— start of Records —
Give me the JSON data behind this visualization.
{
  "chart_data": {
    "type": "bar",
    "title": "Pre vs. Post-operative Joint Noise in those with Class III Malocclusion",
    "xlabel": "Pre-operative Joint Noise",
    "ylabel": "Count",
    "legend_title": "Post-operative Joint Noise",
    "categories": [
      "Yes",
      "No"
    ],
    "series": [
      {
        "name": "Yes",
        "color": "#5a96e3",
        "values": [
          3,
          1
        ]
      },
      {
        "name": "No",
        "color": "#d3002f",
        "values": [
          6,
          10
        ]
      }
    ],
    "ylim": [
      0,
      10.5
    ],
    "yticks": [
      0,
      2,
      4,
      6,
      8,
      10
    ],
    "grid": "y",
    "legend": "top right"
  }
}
— end of Records —
Work to do: Which lines of the data above contain "Post"? Copy each one.

Finished task:
    "title": "Pre vs. Post-operative Joint Noise in those with Class III Malocclusion",
    "legend_title": "Post-operative Joint Noise",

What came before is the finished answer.